* [Exercise objective] Reply with only the number of lines that contain the string "Ident".

* [Dataset extract]
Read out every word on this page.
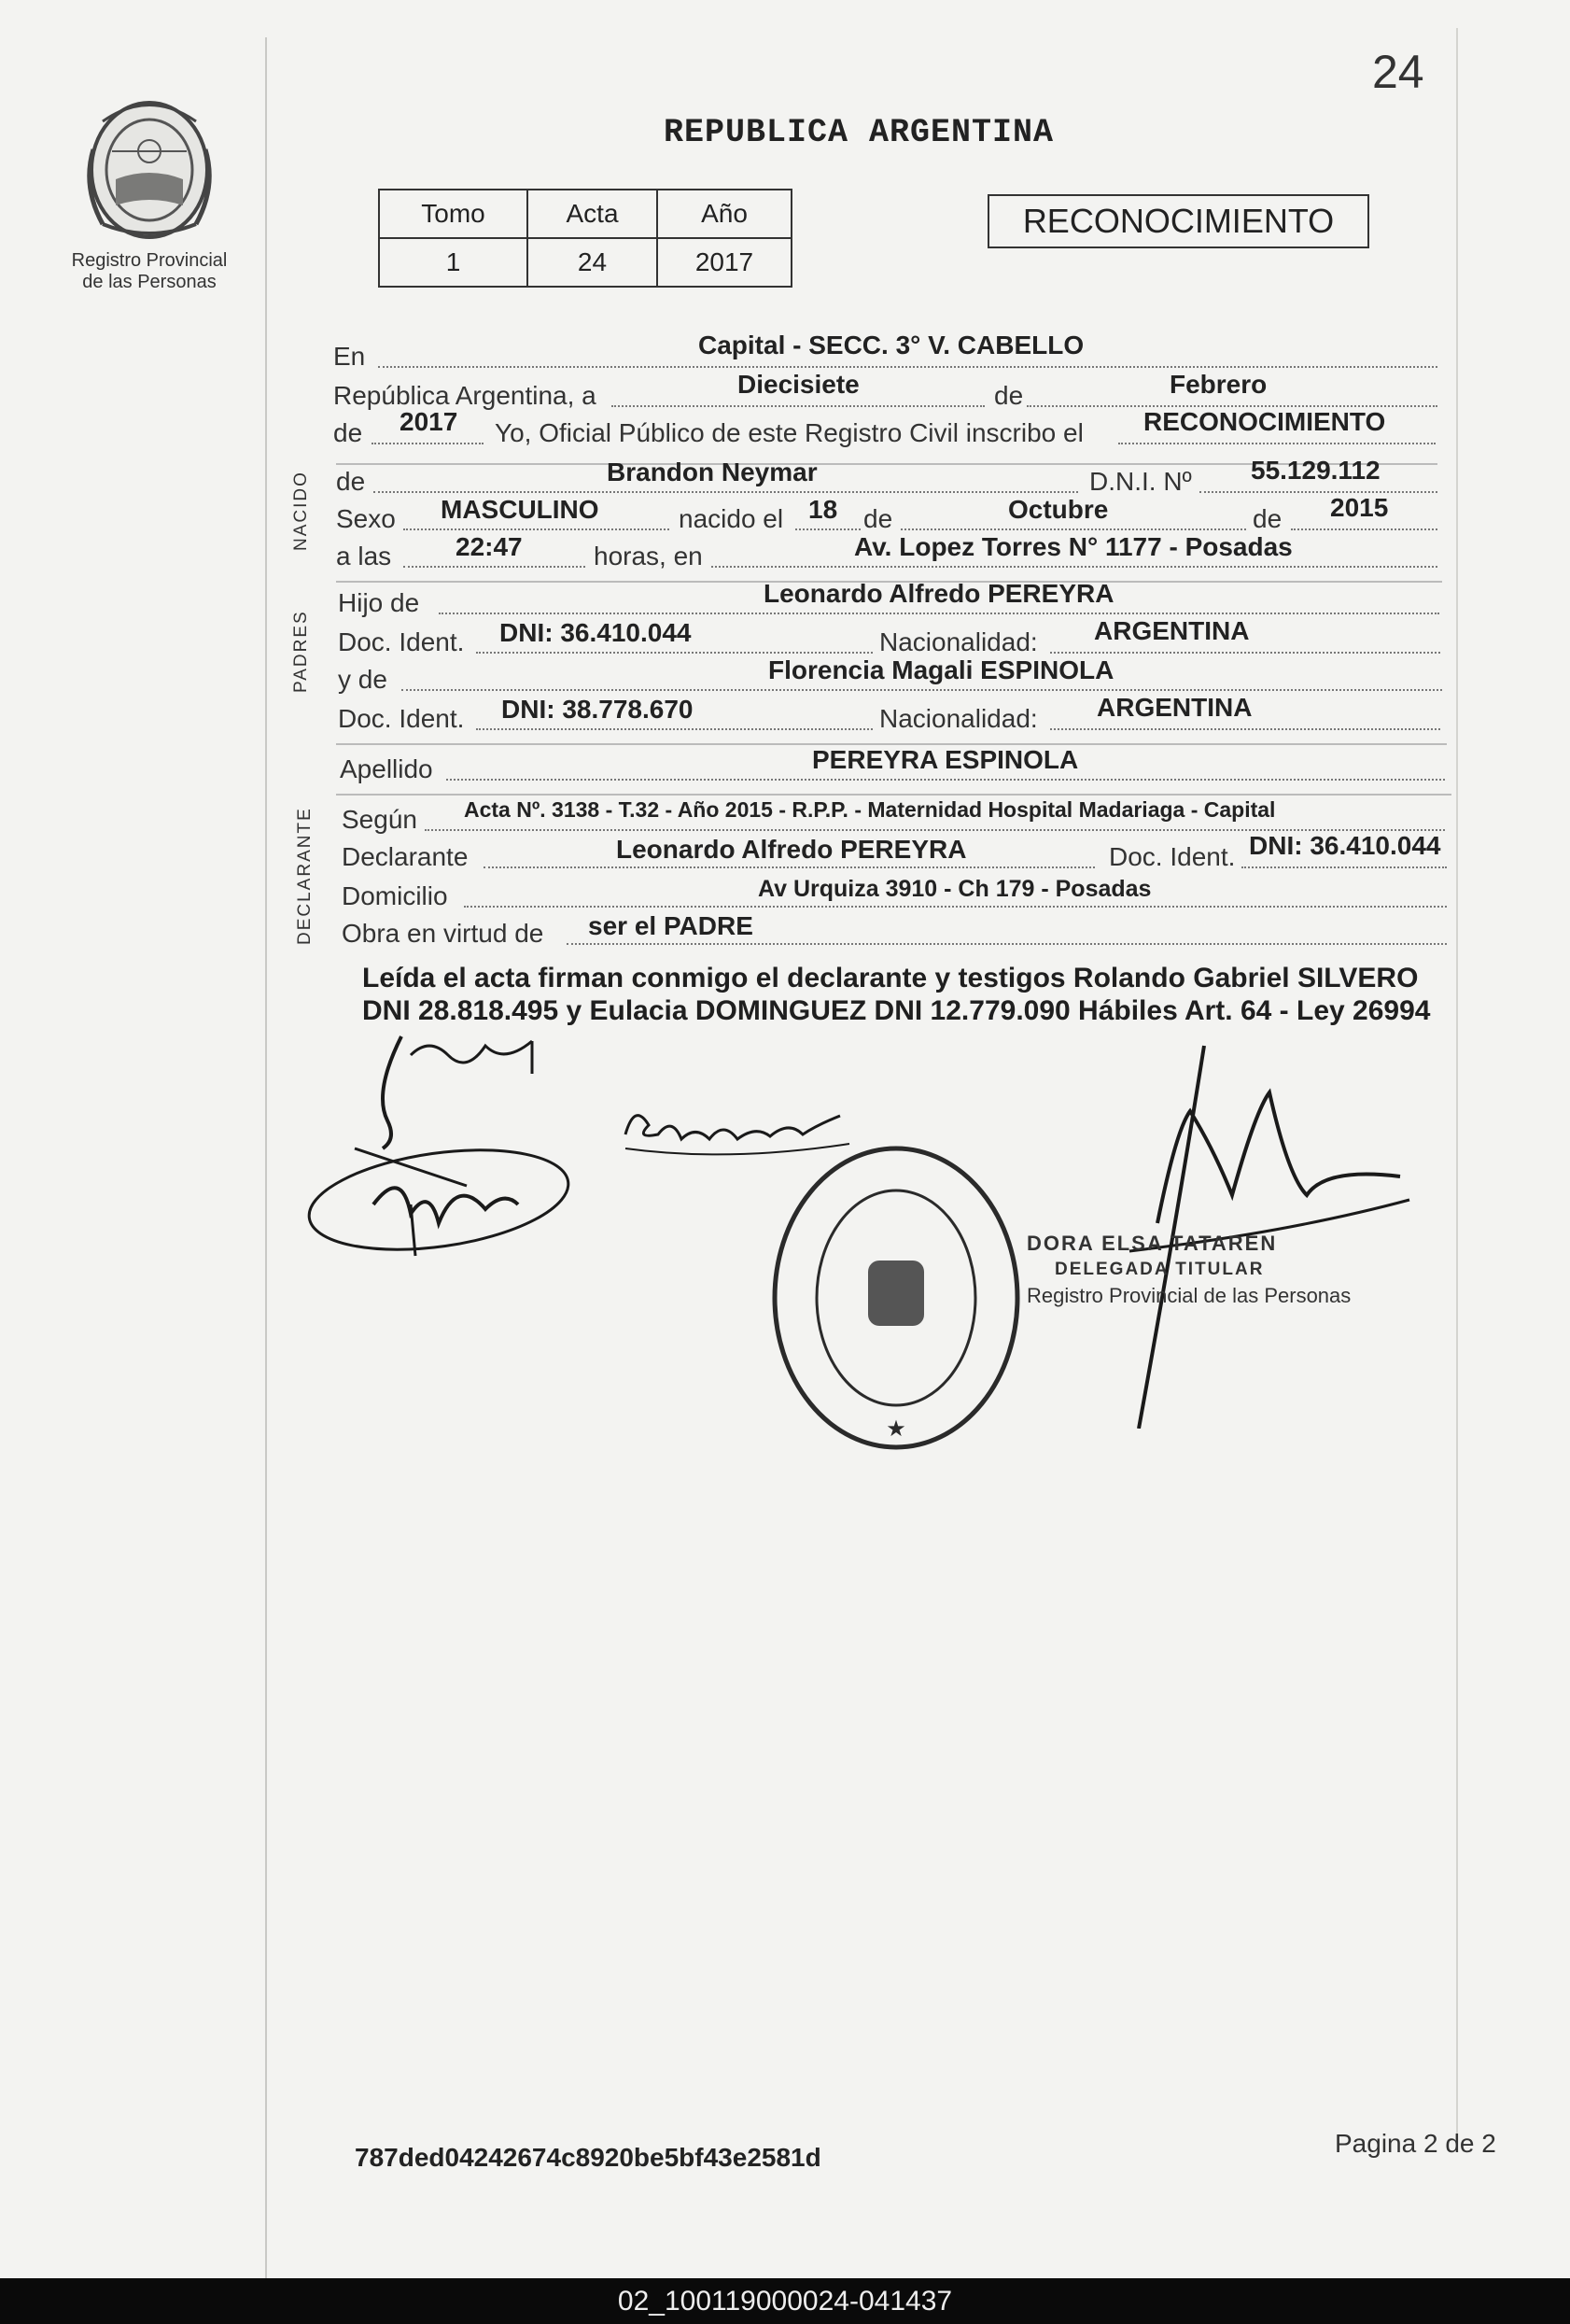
24
Registro Provincial
de las Personas
REPUBLICA ARGENTINA
Tomo	Acta	Año
1	24	2017
RECONOCIMIENTO
NACIDO
PADRES
DECLARANTE
En	Capital - SECC. 3° V. CABELLO
República Argentina, a	Diecisiete	de	Febrero
de 2017 Yo, Oficial Público de este Registro Civil inscribo el RECONOCIMIENTO
de	Brandon Neymar	D.N.I. Nº 55.129.112
Sexo MASCULINO	nacido el 18 de	Octubre	de 2015
a las 22:47	horas, en	Av. Lopez Torres N° 1177 - Posadas
Hijo de	Leonardo Alfredo PEREYRA
Doc. Ident. DNI: 36.410.044	Nacionalidad: ARGENTINA
y de	Florencia Magali ESPINOLA
Doc. Ident. DNI: 38.778.670	Nacionalidad: ARGENTINA
Apellido	PEREYRA ESPINOLA
Según Acta Nº. 3138 - T.32 - Año 2015 - R.P.P. - Maternidad Hospital Madariaga - Capital
Declarante	Leonardo Alfredo PEREYRA	Doc. Ident. DNI: 36.410.044
Domicilio	Av Urquiza 3910 - Ch 179 - Posadas
Obra en virtud de ser el PADRE
Leída el acta firman conmigo el declarante y testigos Rolando Gabriel SILVERO DNI 28.818.495 y Eulacia DOMINGUEZ DNI 12.779.090 Hábiles Art. 64 - Ley 26994
★
DORA ELSA TATAREN
DELEGADA TITULAR
Registro Provincial de las Personas
787ded04242674c8920be5bf43e2581d	Pagina 2 de 2
02_100119000024-041437
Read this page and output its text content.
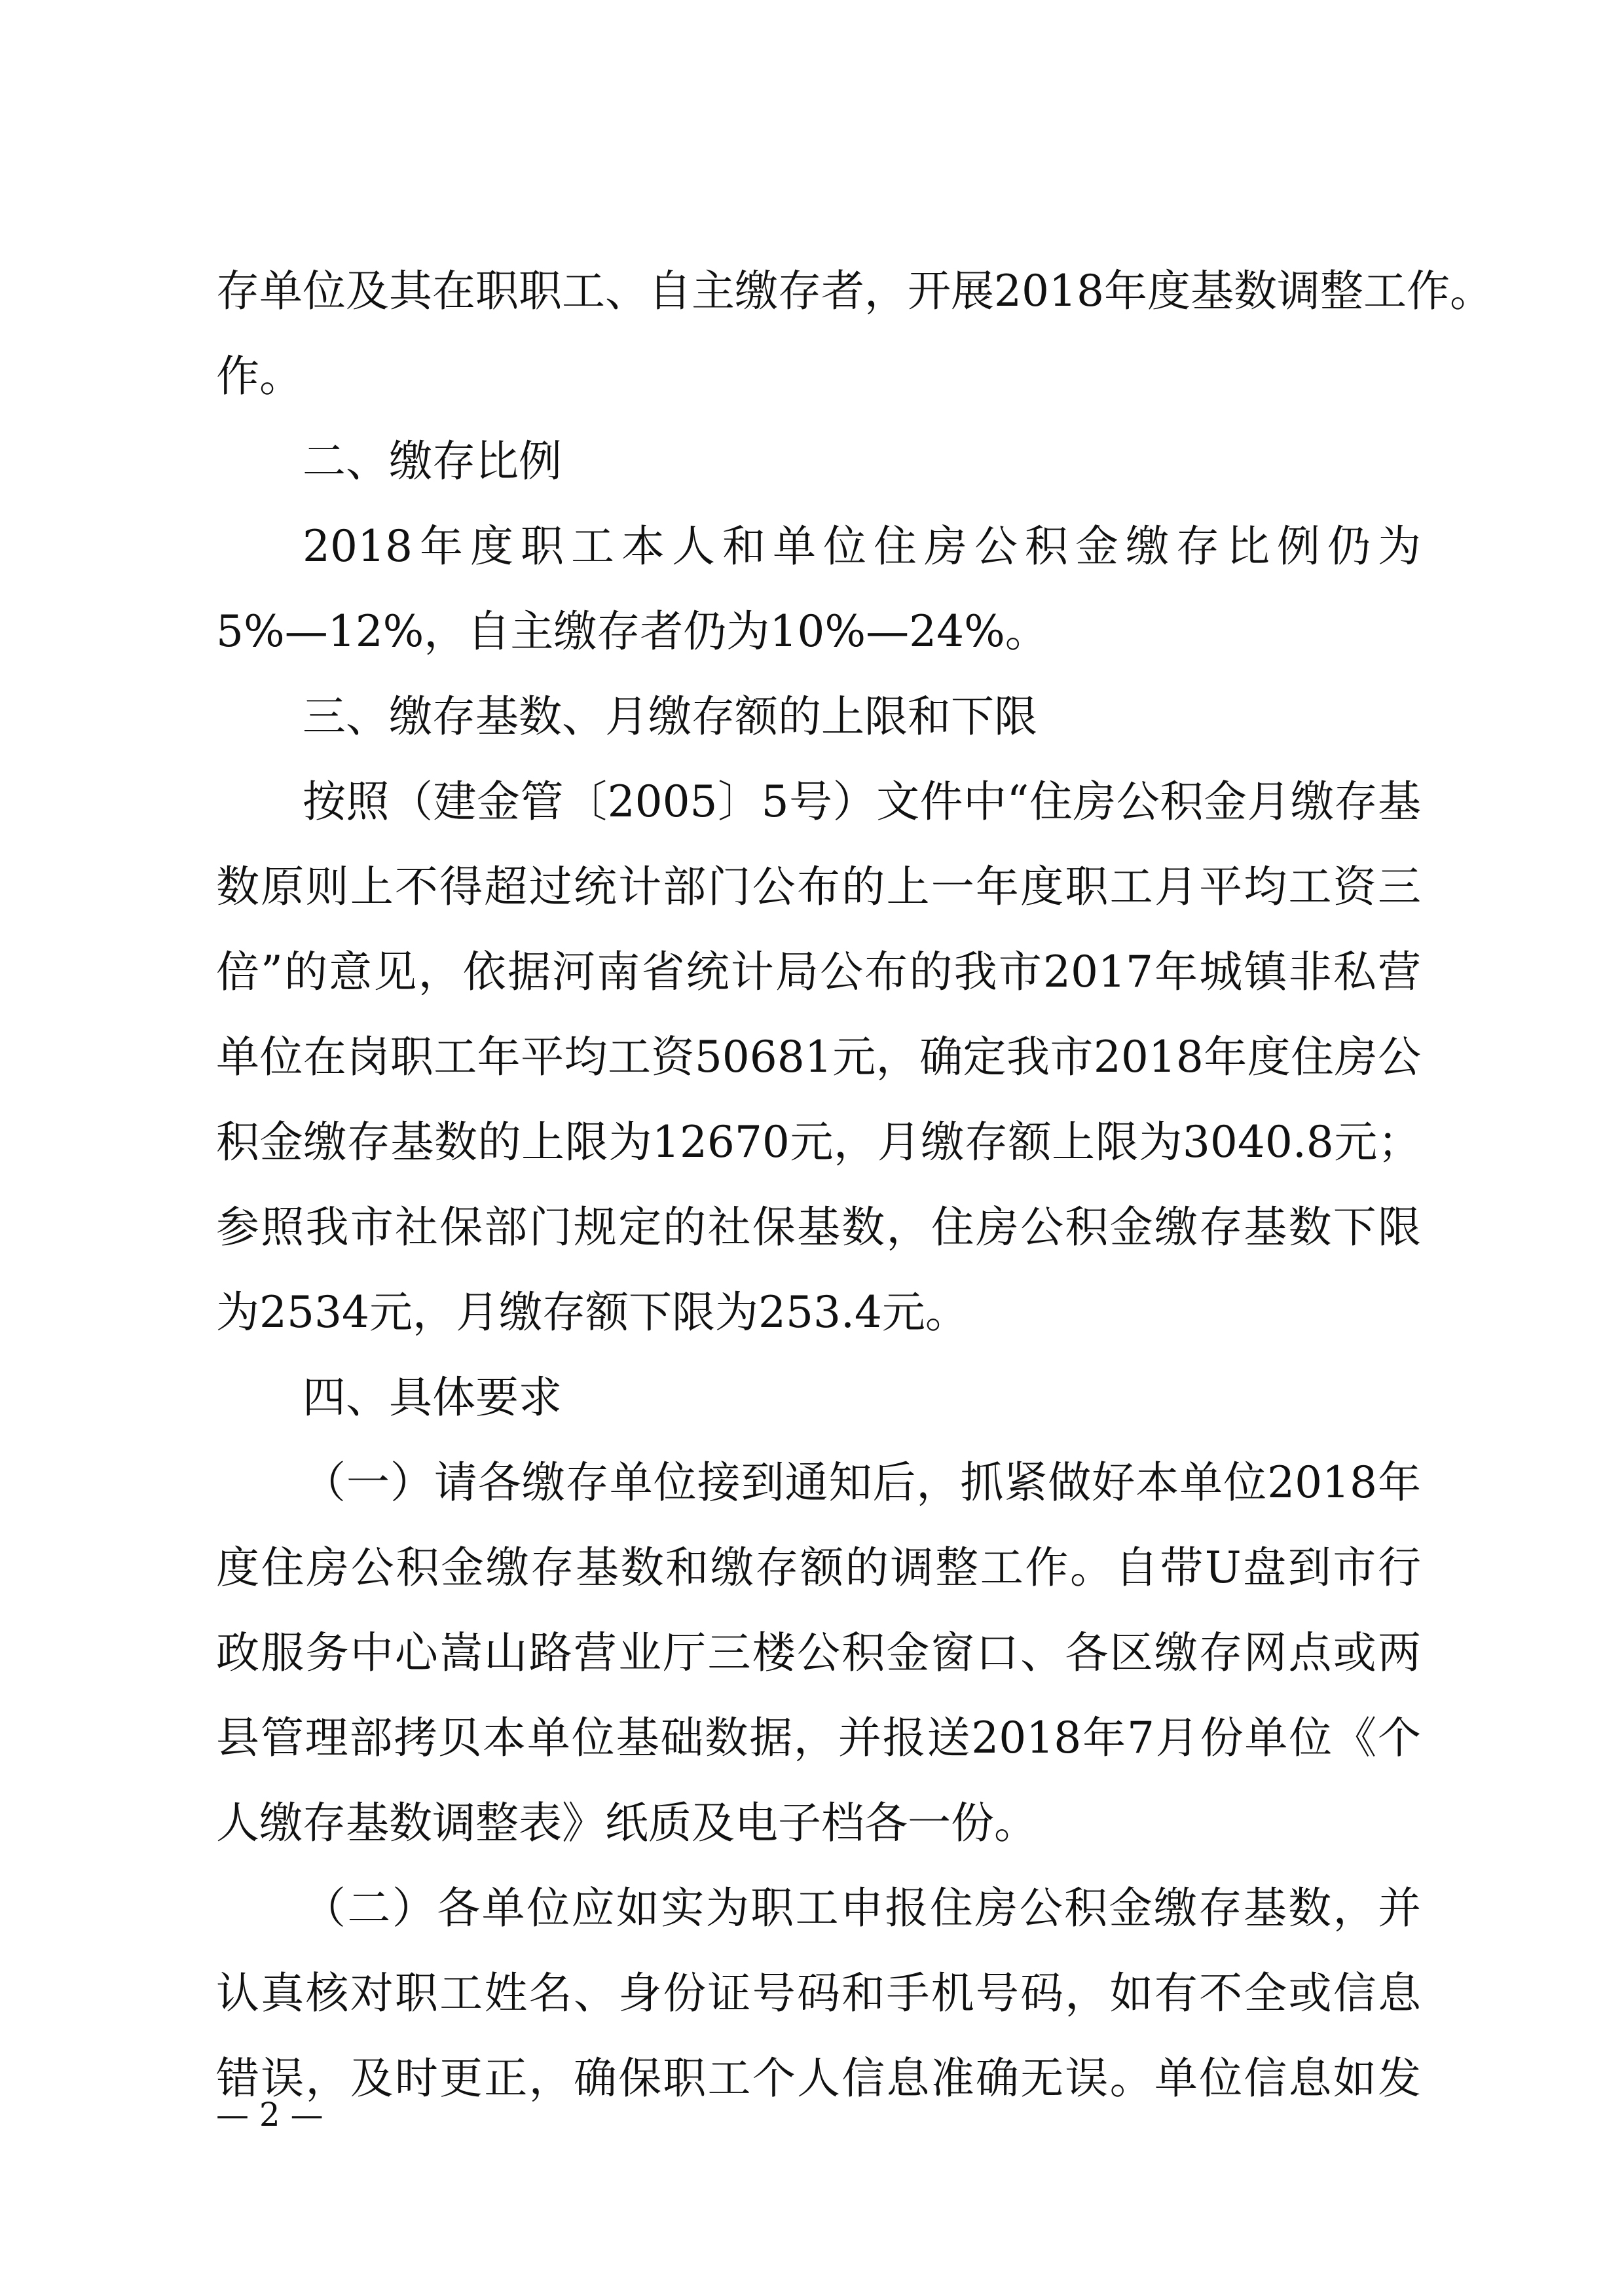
存单位及其在职职工、自主缴存者，开展2018年度基数调整工作。
作。
二、缴存比例
2018年度职工本人和单位住房公积金缴存比例仍为
5%—12%，自主缴存者仍为10%—24%。
三、缴存基数、月缴存额的上限和下限
按照（建金管〔2005〕5号）文件中“住房公积金月缴存基
数原则上不得超过统计部门公布的上一年度职工月平均工资三
倍”的意见，依据河南省统计局公布的我市2017年城镇非私营
单位在岗职工年平均工资50681元，确定我市2018年度住房公
积金缴存基数的上限为12670元，月缴存额上限为3040.8元；
参照我市社保部门规定的社保基数，住房公积金缴存基数下限
为2534元，月缴存额下限为253.4元。
四、具体要求
（一）请各缴存单位接到通知后，抓紧做好本单位2018年
度住房公积金缴存基数和缴存额的调整工作。自带U盘到市行
政服务中心嵩山路营业厅三楼公积金窗口、各区缴存网点或两
县管理部拷贝本单位基础数据，并报送2018年7月份单位《个
人缴存基数调整表》纸质及电子档各一份。
（二）各单位应如实为职工申报住房公积金缴存基数，并
认真核对职工姓名、身份证号码和手机号码，如有不全或信息
错误，及时更正，确保职工个人信息准确无误。单位信息如发
— 2 —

* [Final result] 3